| WORK ORDER A |
Write out the part of the biographical passage below between "She decided to" and "two hours away.", inclusive, copied word for word.
| WORK ORDER B |
Answer these questions using the biographical passage below:
(i) What kind of show was searching for leads in a new version of Oliver!?
(ii) At which club did she sing jazz at night?
(iii) In what year did she graduate?

| PASSAGE SHOWN |

She decided to move to London and try to get into acting school; she didn’t succeed. But as she left the audition, she saw posters for a reality show searching for leads in a new version of Oliver! She finished second, and was immediately noticed by the industry. She began performing in small musical theater venues and singing jazz at the exclusive Annabel’s club at night. She earned so little that she often had to walk home, even though it was over two hours away.

But her talent didn’t go unnoticed, and a patron, a wealthy lawyer, took her under his wing. He decided to pay her rent, expenses, and tuition for the Royal Academy of Dramatic Art, Britain’s top acting school. Despite several panic attacks and moments when she wanted to quit, she graduated in 2013, and slowly, doors began to open for her.

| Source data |
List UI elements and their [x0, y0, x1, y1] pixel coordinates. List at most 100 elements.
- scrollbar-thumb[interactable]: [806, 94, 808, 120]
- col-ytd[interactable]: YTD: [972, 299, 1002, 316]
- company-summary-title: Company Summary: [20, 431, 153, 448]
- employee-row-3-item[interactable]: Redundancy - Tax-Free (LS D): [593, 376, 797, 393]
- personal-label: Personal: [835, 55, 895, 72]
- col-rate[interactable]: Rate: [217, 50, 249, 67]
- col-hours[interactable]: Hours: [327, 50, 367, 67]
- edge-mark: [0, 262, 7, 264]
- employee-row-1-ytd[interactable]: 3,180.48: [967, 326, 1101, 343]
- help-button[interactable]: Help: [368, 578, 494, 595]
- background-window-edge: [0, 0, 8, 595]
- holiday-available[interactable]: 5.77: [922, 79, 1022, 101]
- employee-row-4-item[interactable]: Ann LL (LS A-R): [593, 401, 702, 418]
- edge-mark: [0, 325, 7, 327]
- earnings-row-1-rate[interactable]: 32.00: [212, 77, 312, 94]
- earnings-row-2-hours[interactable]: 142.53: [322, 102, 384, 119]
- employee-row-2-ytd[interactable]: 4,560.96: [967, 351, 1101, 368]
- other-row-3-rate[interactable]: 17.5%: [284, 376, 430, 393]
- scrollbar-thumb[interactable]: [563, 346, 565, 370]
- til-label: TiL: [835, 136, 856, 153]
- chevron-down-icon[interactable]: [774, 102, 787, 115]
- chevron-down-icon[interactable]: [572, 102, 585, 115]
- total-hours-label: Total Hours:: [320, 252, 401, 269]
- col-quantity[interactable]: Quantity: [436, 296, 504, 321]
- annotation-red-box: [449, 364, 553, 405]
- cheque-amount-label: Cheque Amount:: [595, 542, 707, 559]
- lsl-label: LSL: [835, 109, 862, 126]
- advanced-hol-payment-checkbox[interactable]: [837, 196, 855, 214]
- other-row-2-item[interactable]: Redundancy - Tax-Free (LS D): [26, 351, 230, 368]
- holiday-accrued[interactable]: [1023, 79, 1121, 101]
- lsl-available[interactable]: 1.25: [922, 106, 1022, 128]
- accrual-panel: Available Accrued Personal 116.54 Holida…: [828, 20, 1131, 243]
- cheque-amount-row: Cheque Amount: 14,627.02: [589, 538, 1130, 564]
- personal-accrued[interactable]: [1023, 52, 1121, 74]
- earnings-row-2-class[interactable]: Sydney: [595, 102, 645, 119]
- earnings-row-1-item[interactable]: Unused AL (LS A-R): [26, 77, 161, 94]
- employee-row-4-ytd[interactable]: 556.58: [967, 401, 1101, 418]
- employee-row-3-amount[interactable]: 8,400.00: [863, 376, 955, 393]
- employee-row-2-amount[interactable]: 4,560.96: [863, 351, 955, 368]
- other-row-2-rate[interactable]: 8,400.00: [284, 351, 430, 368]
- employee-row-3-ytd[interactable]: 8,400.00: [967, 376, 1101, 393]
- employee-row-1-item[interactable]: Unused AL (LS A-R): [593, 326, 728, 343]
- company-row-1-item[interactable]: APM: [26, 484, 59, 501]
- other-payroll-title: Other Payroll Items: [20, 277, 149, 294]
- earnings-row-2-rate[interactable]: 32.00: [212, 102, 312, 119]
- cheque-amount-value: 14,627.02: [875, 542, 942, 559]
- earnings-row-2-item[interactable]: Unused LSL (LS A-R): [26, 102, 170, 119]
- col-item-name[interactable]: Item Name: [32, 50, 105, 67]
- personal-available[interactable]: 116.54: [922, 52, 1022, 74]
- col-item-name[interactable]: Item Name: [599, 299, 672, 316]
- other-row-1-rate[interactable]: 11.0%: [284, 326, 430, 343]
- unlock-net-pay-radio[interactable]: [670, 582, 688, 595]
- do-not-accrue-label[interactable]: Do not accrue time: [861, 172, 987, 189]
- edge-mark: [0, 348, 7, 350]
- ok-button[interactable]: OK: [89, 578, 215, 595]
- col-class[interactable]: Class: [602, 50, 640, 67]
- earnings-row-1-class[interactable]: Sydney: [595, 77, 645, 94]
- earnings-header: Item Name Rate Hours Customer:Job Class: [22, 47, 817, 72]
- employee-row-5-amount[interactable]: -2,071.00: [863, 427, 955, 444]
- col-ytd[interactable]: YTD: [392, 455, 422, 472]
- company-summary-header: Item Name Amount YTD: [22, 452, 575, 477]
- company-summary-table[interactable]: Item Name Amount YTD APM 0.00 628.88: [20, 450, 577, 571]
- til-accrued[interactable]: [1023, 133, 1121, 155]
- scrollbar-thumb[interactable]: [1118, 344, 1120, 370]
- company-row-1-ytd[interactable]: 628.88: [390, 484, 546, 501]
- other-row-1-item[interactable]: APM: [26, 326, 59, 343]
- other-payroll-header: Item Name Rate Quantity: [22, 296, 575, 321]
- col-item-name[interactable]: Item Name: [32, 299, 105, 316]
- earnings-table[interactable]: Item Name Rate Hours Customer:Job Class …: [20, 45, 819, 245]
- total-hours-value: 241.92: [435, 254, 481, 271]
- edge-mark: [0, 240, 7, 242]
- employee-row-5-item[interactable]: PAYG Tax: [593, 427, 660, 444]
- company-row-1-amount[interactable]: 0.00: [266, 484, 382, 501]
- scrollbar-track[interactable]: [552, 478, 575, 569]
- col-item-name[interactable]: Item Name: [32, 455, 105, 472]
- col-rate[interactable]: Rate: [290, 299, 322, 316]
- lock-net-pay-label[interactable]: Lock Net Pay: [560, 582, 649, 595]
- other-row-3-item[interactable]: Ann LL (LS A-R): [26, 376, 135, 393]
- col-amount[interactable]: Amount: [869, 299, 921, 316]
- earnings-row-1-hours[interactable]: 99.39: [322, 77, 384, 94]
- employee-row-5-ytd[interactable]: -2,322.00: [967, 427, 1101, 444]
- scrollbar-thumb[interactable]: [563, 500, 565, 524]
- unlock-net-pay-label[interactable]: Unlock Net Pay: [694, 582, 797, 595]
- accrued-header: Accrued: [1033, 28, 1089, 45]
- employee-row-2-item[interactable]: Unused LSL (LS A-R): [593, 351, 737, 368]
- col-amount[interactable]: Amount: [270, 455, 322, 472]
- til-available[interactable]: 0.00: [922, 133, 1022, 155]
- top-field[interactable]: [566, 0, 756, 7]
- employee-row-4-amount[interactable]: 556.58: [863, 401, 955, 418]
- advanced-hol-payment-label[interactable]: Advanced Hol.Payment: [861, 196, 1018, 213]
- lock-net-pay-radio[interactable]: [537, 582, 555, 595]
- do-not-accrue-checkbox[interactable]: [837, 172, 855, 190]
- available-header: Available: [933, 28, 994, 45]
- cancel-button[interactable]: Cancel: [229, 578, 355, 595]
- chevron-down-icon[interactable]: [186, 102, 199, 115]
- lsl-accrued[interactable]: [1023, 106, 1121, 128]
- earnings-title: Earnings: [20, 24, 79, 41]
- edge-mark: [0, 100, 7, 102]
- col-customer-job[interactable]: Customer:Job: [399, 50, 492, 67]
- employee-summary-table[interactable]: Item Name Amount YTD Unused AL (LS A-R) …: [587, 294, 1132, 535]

| EXERCISE SOLUTION A |
She decided to move to London and try to get into acting school; she didn’t succeed. But as she left the audition, she saw posters for a reality show searching for leads in a new version of Oliver! She finished second, and was immediately noticed by the industry. She began performing in small musical theater venues and singing jazz at the exclusive Annabel’s club at night. She earned so little that she often had to walk home, even though it was over two hours away.

| EXERCISE SOLUTION B |
(i) A reality show
(ii) Annabel's
(iii) 2013